» **Required task**: Keep only the lines of the data below that contain "Thang", and copy them.

Data records:
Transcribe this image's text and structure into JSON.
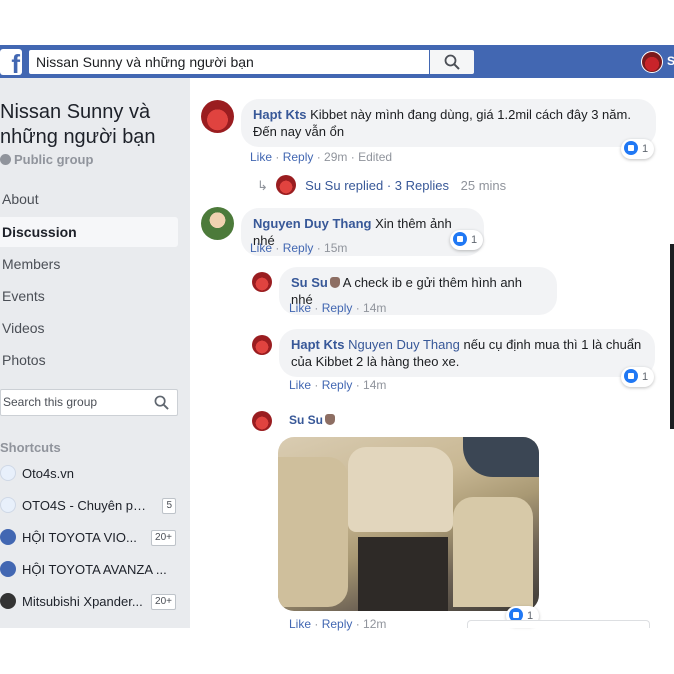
{
  "header": {
    "search_value": "Nissan Sunny và những người bạn",
    "logo_letter": "f",
    "user_initial": "S"
  },
  "sidebar": {
    "group_name": "Nissan Sunny và những người bạn",
    "privacy": "Public group",
    "nav": [
      "About",
      "Discussion",
      "Members",
      "Events",
      "Videos",
      "Photos"
    ],
    "active_nav": "Discussion",
    "search_placeholder": "Search this group",
    "shortcuts_title": "Shortcuts",
    "shortcuts": [
      {
        "label": "Oto4s.vn",
        "badge": "",
        "icon_color": "#ffffff"
      },
      {
        "label": "OTO4S - Chuyên ph...",
        "badge": "5",
        "icon_color": "#ffffff"
      },
      {
        "label": "HỘI TOYOTA VIO...",
        "badge": "20+",
        "icon_color": "#4267b2"
      },
      {
        "label": "HỘI TOYOTA AVANZA ...",
        "badge": "",
        "icon_color": "#4267b2"
      },
      {
        "label": "Mitsubishi Xpander...",
        "badge": "20+",
        "icon_color": "#333333"
      }
    ]
  },
  "comments": {
    "c1": {
      "author": "Hapt Kts",
      "text": "Kibbet này mình đang dùng, giá 1.2mil cách đây 3 năm. Đến nay vẫn ổn",
      "like": "Like",
      "reply": "Reply",
      "time": "29m",
      "edited": "Edited",
      "reactions": "1"
    },
    "replied": {
      "author": "Su Su",
      "action": "replied",
      "replies": "3 Replies",
      "time": "25 mins"
    },
    "c2": {
      "author": "Nguyen Duy Thang",
      "text": "Xin thêm ảnh nhé",
      "like": "Like",
      "reply": "Reply",
      "time": "15m",
      "reactions": "1"
    },
    "r1": {
      "author": "Su Su",
      "text": "A check ib e gửi thêm hình anh nhé",
      "like": "Like",
      "reply": "Reply",
      "time": "14m"
    },
    "r2": {
      "author": "Hapt Kts",
      "mention": "Nguyen Duy Thang",
      "text": "nếu cụ định mua thì 1 là chuẩn của Kibbet 2 là hàng theo xe.",
      "like": "Like",
      "reply": "Reply",
      "time": "14m",
      "reactions": "1"
    },
    "r3": {
      "author": "Su Su",
      "like": "Like",
      "reply": "Reply",
      "time": "12m",
      "reactions": "1"
    }
  },
  "colors": {
    "header_blue": "#4267b2",
    "link_blue": "#385898",
    "bubble_grey": "#f2f3f5",
    "sidebar_bg": "#e9ebee"
  }
}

» **Final result**:
      "author": "Nguyen Duy Thang",
      "mention": "Nguyen Duy Thang",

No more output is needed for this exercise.